## [DIRECTION]
Identify all lines in the data containing the string "type". Copy them out.

## [DATA LINES]

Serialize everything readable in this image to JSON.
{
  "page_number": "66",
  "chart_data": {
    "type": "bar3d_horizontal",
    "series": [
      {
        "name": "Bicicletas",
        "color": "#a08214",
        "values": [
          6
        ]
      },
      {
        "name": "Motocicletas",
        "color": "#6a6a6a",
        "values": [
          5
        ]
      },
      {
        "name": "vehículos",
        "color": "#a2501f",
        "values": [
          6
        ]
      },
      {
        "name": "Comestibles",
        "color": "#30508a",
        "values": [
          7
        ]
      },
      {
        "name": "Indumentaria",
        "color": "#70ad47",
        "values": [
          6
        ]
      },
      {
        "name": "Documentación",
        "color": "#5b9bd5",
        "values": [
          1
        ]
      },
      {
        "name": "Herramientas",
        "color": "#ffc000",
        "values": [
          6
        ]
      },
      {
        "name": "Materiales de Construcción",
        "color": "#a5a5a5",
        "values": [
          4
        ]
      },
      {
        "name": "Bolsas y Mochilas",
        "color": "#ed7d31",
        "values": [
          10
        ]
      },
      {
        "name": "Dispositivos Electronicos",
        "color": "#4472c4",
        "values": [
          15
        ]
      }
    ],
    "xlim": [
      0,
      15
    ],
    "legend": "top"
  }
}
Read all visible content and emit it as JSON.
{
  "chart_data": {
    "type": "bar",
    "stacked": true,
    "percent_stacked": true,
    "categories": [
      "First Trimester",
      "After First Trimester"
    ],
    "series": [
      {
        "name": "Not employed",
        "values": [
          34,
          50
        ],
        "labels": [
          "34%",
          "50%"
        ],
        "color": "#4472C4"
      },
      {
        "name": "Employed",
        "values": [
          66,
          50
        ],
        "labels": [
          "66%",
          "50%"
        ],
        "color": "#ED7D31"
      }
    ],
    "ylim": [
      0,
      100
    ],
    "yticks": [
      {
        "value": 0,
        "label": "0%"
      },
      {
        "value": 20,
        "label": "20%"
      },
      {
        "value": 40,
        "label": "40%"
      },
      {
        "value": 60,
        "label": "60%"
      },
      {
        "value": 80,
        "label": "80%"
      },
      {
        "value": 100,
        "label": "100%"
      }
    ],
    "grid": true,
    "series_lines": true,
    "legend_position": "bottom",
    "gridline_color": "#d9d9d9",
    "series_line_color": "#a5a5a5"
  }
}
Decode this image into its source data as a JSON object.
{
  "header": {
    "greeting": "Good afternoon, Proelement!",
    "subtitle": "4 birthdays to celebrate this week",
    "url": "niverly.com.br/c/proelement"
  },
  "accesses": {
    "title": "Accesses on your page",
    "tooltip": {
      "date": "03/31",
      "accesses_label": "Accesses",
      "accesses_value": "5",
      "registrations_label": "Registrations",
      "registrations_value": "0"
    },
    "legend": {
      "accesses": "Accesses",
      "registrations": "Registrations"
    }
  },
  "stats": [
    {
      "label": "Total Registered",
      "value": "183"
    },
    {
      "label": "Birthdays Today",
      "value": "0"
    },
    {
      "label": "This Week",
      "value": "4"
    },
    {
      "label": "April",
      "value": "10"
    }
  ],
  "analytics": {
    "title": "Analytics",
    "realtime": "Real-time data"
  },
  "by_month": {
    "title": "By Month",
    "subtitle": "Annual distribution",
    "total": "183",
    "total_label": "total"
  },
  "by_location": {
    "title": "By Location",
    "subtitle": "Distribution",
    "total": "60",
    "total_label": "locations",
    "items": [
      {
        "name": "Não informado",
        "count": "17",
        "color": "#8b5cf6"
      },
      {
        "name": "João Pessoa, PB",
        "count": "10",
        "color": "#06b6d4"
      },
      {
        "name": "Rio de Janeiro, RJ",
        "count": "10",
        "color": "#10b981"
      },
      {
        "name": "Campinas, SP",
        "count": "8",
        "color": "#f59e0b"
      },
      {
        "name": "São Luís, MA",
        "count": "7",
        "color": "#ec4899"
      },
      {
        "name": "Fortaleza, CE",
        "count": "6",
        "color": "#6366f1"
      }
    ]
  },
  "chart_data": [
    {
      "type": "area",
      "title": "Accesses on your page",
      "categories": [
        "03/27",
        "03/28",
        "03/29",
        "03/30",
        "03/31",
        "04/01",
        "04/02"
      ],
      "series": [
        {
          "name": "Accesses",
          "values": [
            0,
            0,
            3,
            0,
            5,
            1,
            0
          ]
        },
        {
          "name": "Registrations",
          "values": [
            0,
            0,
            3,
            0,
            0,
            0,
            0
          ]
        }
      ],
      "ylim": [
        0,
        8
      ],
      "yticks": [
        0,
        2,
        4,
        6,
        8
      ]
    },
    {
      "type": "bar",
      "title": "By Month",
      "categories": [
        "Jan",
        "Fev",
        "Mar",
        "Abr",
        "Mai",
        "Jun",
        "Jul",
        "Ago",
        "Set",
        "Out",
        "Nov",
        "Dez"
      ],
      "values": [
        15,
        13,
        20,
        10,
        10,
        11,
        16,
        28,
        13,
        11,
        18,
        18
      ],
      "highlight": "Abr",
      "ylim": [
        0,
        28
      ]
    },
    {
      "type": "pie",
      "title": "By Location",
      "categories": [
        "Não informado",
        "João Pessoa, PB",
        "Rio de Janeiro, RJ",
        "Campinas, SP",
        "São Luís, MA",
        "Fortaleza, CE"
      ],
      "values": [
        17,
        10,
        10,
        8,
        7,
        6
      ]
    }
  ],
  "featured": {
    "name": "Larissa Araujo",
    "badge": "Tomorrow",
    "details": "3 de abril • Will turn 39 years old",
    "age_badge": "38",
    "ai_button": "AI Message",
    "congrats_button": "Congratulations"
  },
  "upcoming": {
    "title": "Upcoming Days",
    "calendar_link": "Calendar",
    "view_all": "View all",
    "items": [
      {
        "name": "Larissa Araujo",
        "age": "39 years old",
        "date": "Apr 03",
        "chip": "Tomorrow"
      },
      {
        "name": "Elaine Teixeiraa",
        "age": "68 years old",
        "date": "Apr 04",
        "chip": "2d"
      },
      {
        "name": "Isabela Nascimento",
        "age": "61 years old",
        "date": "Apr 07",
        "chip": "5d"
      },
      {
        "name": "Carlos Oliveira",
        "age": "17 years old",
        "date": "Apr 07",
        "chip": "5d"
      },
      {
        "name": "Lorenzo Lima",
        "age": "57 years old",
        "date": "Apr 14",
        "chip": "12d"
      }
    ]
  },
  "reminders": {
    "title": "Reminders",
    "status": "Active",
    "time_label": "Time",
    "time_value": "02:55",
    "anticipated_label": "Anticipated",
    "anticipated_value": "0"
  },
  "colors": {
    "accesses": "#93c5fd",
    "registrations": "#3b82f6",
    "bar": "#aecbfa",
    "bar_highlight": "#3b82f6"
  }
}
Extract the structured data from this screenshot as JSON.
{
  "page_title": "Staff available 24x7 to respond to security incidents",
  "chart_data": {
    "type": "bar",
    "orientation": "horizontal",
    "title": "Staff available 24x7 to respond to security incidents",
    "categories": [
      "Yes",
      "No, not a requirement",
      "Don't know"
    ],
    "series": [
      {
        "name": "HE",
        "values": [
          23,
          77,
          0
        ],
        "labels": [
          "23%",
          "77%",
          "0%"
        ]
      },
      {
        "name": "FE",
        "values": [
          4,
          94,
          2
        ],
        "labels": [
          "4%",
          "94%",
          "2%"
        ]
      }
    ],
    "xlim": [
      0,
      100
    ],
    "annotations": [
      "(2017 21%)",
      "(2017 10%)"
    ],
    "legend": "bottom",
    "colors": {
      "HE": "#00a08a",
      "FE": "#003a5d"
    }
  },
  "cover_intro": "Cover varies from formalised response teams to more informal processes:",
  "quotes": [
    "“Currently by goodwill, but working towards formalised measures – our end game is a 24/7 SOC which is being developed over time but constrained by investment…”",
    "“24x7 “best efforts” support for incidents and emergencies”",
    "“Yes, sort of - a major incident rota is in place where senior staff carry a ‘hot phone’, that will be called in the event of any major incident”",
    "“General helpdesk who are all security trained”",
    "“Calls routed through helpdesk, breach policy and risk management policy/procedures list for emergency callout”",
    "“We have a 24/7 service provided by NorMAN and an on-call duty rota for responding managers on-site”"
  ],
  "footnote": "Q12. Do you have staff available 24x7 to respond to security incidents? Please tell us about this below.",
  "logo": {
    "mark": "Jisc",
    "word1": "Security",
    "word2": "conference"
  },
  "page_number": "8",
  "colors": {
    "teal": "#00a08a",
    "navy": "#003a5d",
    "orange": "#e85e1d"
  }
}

## [ANSWER TO THIS PROBLEM]
    "type": "bar3d_horizontal",
    "type": "bar",
      "type": "area",
      "type": "bar",
      "type": "pie",
    "type": "bar",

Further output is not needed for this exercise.